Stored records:
[START]

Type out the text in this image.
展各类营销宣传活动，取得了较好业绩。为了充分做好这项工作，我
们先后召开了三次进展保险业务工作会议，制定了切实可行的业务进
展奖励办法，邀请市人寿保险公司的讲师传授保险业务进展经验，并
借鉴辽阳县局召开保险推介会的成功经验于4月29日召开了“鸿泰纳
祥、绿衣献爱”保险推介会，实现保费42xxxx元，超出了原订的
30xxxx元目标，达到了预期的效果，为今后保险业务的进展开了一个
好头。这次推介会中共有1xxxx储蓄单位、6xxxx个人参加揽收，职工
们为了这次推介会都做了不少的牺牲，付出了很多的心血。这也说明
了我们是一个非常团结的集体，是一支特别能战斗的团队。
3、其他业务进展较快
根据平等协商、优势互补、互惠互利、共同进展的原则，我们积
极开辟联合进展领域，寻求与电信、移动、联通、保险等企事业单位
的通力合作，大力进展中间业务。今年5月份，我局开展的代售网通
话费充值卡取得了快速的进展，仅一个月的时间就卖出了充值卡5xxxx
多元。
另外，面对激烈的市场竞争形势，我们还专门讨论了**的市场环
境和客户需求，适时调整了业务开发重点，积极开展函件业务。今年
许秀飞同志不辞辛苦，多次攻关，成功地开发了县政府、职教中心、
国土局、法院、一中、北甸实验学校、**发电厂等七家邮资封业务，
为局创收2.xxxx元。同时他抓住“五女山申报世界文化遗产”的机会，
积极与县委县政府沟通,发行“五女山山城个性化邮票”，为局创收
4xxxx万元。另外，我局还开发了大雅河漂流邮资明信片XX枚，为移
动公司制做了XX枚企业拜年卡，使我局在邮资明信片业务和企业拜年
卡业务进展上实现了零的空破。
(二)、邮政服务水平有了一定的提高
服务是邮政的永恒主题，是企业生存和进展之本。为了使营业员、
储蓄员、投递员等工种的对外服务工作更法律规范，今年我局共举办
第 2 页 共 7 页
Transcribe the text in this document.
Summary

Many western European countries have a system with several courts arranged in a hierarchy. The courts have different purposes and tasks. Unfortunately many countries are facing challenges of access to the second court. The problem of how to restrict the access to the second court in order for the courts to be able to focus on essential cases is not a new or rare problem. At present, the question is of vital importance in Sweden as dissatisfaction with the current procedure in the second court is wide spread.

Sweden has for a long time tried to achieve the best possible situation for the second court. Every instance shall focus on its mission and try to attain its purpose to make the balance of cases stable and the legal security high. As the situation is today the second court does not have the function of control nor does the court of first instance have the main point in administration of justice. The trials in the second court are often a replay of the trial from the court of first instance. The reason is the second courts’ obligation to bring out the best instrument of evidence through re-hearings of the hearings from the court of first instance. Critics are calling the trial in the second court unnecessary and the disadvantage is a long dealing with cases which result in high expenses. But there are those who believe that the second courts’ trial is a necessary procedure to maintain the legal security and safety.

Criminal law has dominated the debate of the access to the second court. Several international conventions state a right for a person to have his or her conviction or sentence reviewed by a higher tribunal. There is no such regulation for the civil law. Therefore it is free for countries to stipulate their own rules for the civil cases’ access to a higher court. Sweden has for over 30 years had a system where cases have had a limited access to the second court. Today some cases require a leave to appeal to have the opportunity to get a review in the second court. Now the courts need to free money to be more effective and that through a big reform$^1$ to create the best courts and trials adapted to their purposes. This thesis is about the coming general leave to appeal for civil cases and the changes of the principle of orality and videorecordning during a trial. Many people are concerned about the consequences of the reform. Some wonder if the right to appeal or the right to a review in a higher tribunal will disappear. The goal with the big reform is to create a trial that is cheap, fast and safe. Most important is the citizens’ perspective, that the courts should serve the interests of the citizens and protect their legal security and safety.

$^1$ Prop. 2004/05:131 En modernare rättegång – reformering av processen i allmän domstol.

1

[END]

**TO BE DONE**: Extract all of the data shown above without alteration.

**RESULT OF THIS TASK**:
Type out the text in this image.
展各类营销宣传活动，取得了较好业绩。为了充分做好这项工作，我
们先后召开了三次进展保险业务工作会议，制定了切实可行的业务进
展奖励办法，邀请市人寿保险公司的讲师传授保险业务进展经验，并
借鉴辽阳县局召开保险推介会的成功经验于4月29日召开了“鸿泰纳
祥、绿衣献爱”保险推介会，实现保费42xxxx元，超出了原订的
30xxxx元目标，达到了预期的效果，为今后保险业务的进展开了一个
好头。这次推介会中共有1xxxx储蓄单位、6xxxx个人参加揽收，职工
们为了这次推介会都做了不少的牺牲，付出了很多的心血。这也说明
了我们是一个非常团结的集体，是一支特别能战斗的团队。
3、其他业务进展较快
根据平等协商、优势互补、互惠互利、共同进展的原则，我们积
极开辟联合进展领域，寻求与电信、移动、联通、保险等企事业单位
的通力合作，大力进展中间业务。今年5月份，我局开展的代售网通
话费充值卡取得了快速的进展，仅一个月的时间就卖出了充值卡5xxxx
多元。
另外，面对激烈的市场竞争形势，我们还专门讨论了**的市场环
境和客户需求，适时调整了业务开发重点，积极开展函件业务。今年
许秀飞同志不辞辛苦，多次攻关，成功地开发了县政府、职教中心、
国土局、法院、一中、北甸实验学校、**发电厂等七家邮资封业务，
为局创收2.xxxx元。同时他抓住“五女山申报世界文化遗产”的机会，
积极与县委县政府沟通,发行“五女山山城个性化邮票”，为局创收
4xxxx万元。另外，我局还开发了大雅河漂流邮资明信片XX枚，为移
动公司制做了XX枚企业拜年卡，使我局在邮资明信片业务和企业拜年
卡业务进展上实现了零的空破。
(二)、邮政服务水平有了一定的提高
服务是邮政的永恒主题，是企业生存和进展之本。为了使营业员、
储蓄员、投递员等工种的对外服务工作更法律规范，今年我局共举办
第 2 页 共 7 页
Transcribe the text in this document.
Summary

Many western European countries have a system with several courts arranged in a hierarchy. The courts have different purposes and tasks. Unfortunately many countries are facing challenges of access to the second court. The problem of how to restrict the access to the second court in order for the courts to be able to focus on essential cases is not a new or rare problem. At present, the question is of vital importance in Sweden as dissatisfaction with the current procedure in the second court is wide spread.

Sweden has for a long time tried to achieve the best possible situation for the second court. Every instance shall focus on its mission and try to attain its purpose to make the balance of cases stable and the legal security high. As the situation is today the second court does not have the function of control nor does the court of first instance have the main point in administration of justice. The trials in the second court are often a replay of the trial from the court of first instance. The reason is the second courts’ obligation to bring out the best instrument of evidence through re-hearings of the hearings from the court of first instance. Critics are calling the trial in the second court unnecessary and the disadvantage is a long dealing with cases which result in high expenses. But there are those who believe that the second courts’ trial is a necessary procedure to maintain the legal security and safety.

Criminal law has dominated the debate of the access to the second court. Several international conventions state a right for a person to have his or her conviction or sentence reviewed by a higher tribunal. There is no such regulation for the civil law. Therefore it is free for countries to stipulate their own rules for the civil cases’ access to a higher court. Sweden has for over 30 years had a system where cases have had a limited access to the second court. Today some cases require a leave to appeal to have the opportunity to get a review in the second court. Now the courts need to free money to be more effective and that through a big reform$^1$ to create the best courts and trials adapted to their purposes. This thesis is about the coming general leave to appeal for civil cases and the changes of the principle of orality and videorecordning during a trial. Many people are concerned about the consequences of the reform. Some wonder if the right to appeal or the right to a review in a higher tribunal will disappear. The goal with the big reform is to create a trial that is cheap, fast and safe. Most important is the citizens’ perspective, that the courts should serve the interests of the citizens and protect their legal security and safety.

$^1$ Prop. 2004/05:131 En modernare rättegång – reformering av processen i allmän domstol.

1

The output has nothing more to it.